[start of STORED DATA]

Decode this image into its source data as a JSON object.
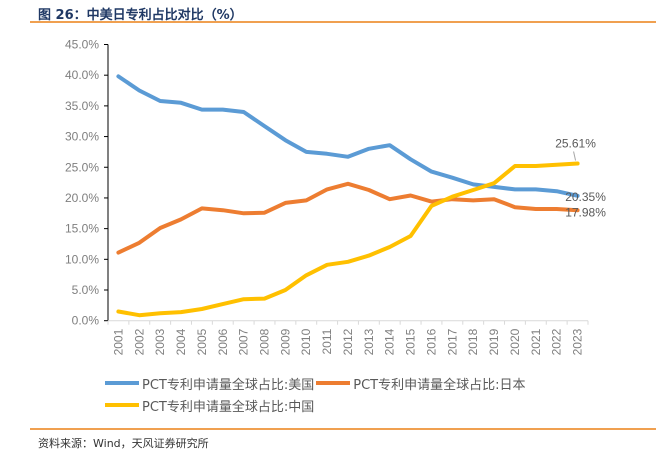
{
  "figure": {
    "title": "图 26：中美日专利占比对比（%）",
    "source": "资料来源：Wind，天风证券研究所"
  },
  "chart_data": {
    "type": "line",
    "title": "中美日专利占比对比（%）",
    "xlabel": "",
    "ylabel": "",
    "ylim": [
      0,
      45
    ],
    "yticks": [
      "0.0%",
      "5.0%",
      "10.0%",
      "15.0%",
      "20.0%",
      "25.0%",
      "30.0%",
      "35.0%",
      "40.0%",
      "45.0%"
    ],
    "ytick_values": [
      0,
      5,
      10,
      15,
      20,
      25,
      30,
      35,
      40,
      45
    ],
    "grid": false,
    "legend_position": "bottom",
    "categories": [
      "2001",
      "2002",
      "2003",
      "2004",
      "2005",
      "2006",
      "2007",
      "2008",
      "2009",
      "2010",
      "2011",
      "2012",
      "2013",
      "2014",
      "2015",
      "2016",
      "2017",
      "2018",
      "2019",
      "2020",
      "2021",
      "2022",
      "2023"
    ],
    "series": [
      {
        "name": "PCT专利申请量全球占比:美国",
        "color": "#5b9bd5",
        "values": [
          39.8,
          37.5,
          35.8,
          35.5,
          34.4,
          34.4,
          34.0,
          31.7,
          29.4,
          27.5,
          27.2,
          26.7,
          28.0,
          28.6,
          26.3,
          24.3,
          23.3,
          22.2,
          21.8,
          21.4,
          21.4,
          21.1,
          20.35
        ],
        "end_label": "20.35%"
      },
      {
        "name": "PCT专利申请量全球占比:日本",
        "color": "#ed7d31",
        "values": [
          11.1,
          12.7,
          15.1,
          16.5,
          18.3,
          18.0,
          17.5,
          17.6,
          19.2,
          19.6,
          21.4,
          22.3,
          21.3,
          19.8,
          20.4,
          19.4,
          19.8,
          19.6,
          19.8,
          18.5,
          18.2,
          18.2,
          17.98
        ],
        "end_label": "17.98%"
      },
      {
        "name": "PCT专利申请量全球占比:中国",
        "color": "#ffc000",
        "values": [
          1.5,
          0.9,
          1.2,
          1.4,
          1.9,
          2.7,
          3.5,
          3.6,
          5.0,
          7.4,
          9.1,
          9.6,
          10.6,
          12.0,
          13.8,
          18.7,
          20.2,
          21.3,
          22.4,
          25.2,
          25.2,
          25.4,
          25.61
        ],
        "end_label": "25.61%"
      }
    ]
  }
}
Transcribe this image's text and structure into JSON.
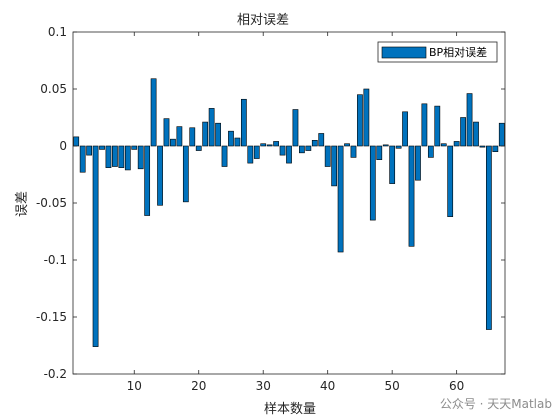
{
  "chart_data": {
    "type": "bar",
    "title": "相对误差",
    "xlabel": "样本数量",
    "ylabel": "误差",
    "legend": "BP相对误差",
    "legend_position": "top-right",
    "xlim": [
      0.5,
      67.5
    ],
    "ylim": [
      -0.2,
      0.1
    ],
    "xticks": [
      10,
      20,
      30,
      40,
      50,
      60
    ],
    "yticks": [
      -0.2,
      -0.15,
      -0.1,
      -0.05,
      0,
      0.05,
      0.1
    ],
    "ytick_labels": [
      "-0.2",
      "-0.15",
      "-0.1",
      "-0.05",
      "0",
      "0.05",
      "0.1"
    ],
    "grid": false,
    "bar_color": "#0072bd",
    "x": [
      1,
      2,
      3,
      4,
      5,
      6,
      7,
      8,
      9,
      10,
      11,
      12,
      13,
      14,
      15,
      16,
      17,
      18,
      19,
      20,
      21,
      22,
      23,
      24,
      25,
      26,
      27,
      28,
      29,
      30,
      31,
      32,
      33,
      34,
      35,
      36,
      37,
      38,
      39,
      40,
      41,
      42,
      43,
      44,
      45,
      46,
      47,
      48,
      49,
      50,
      51,
      52,
      53,
      54,
      55,
      56,
      57,
      58,
      59,
      60,
      61,
      62,
      63,
      64,
      65,
      66,
      67
    ],
    "values": [
      0.008,
      -0.023,
      -0.008,
      -0.176,
      -0.003,
      -0.019,
      -0.018,
      -0.019,
      -0.021,
      -0.003,
      -0.02,
      -0.061,
      0.059,
      -0.052,
      0.024,
      0.006,
      0.017,
      -0.049,
      0.016,
      -0.004,
      0.021,
      0.033,
      0.02,
      -0.018,
      0.013,
      0.007,
      0.041,
      -0.015,
      -0.011,
      0.002,
      0.001,
      0.004,
      -0.008,
      -0.015,
      0.032,
      -0.006,
      -0.004,
      0.005,
      0.011,
      -0.018,
      -0.035,
      -0.093,
      0.002,
      -0.01,
      0.045,
      0.05,
      -0.065,
      -0.012,
      0.001,
      -0.033,
      -0.002,
      0.03,
      -0.088,
      -0.03,
      0.037,
      -0.01,
      0.035,
      0.002,
      -0.062,
      0.004,
      0.025,
      0.046,
      0.021,
      -0.001,
      -0.161,
      -0.005,
      0.02
    ]
  },
  "watermark": "公众号 · 天天Matlab"
}
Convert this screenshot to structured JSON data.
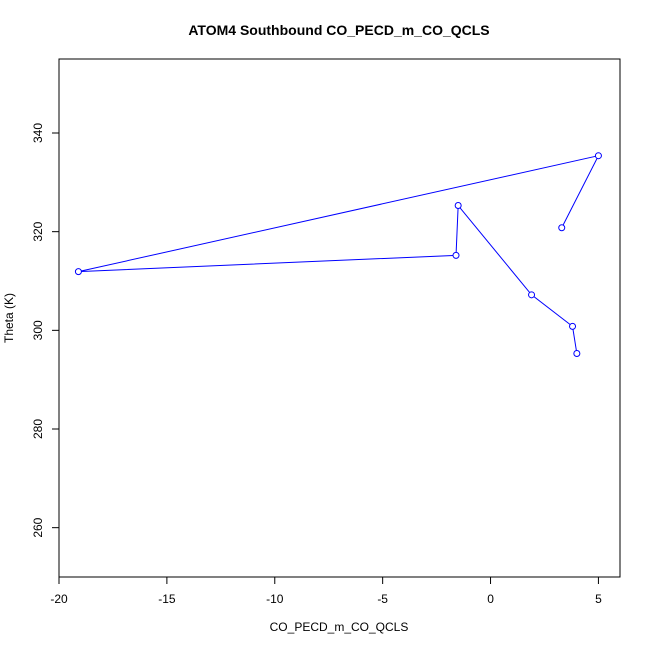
{
  "chart_data": {
    "type": "line",
    "title": "ATOM4 Southbound CO_PECD_m_CO_QCLS",
    "xlabel": "CO_PECD_m_CO_QCLS",
    "ylabel": "Theta (K)",
    "xlim": [
      -20,
      6
    ],
    "ylim": [
      250,
      355
    ],
    "x_ticks": [
      -20,
      -15,
      -10,
      -5,
      0,
      5
    ],
    "y_ticks": [
      260,
      280,
      300,
      320,
      340
    ],
    "x_tick_labels": [
      "-20",
      "-15",
      "-10",
      "-5",
      "0",
      "5"
    ],
    "y_tick_labels": [
      "260",
      "280",
      "300",
      "320",
      "340"
    ],
    "grid": false,
    "line_color": "#0000ff",
    "series": [
      {
        "x": [
          4.0,
          3.8,
          1.9,
          -1.5,
          -1.6,
          -19.1,
          5.0,
          3.3
        ],
        "y": [
          295.3,
          300.8,
          307.2,
          325.3,
          315.2,
          311.9,
          335.4,
          320.8
        ]
      }
    ]
  }
}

[end of STORED DATA]

▶ [EXERCISE DIRECTIONS]
Give the count of lines in the data above that hold the string "PCT专利申请量全球占比", with no additional words.

▶ [FULL SOLUTION]
3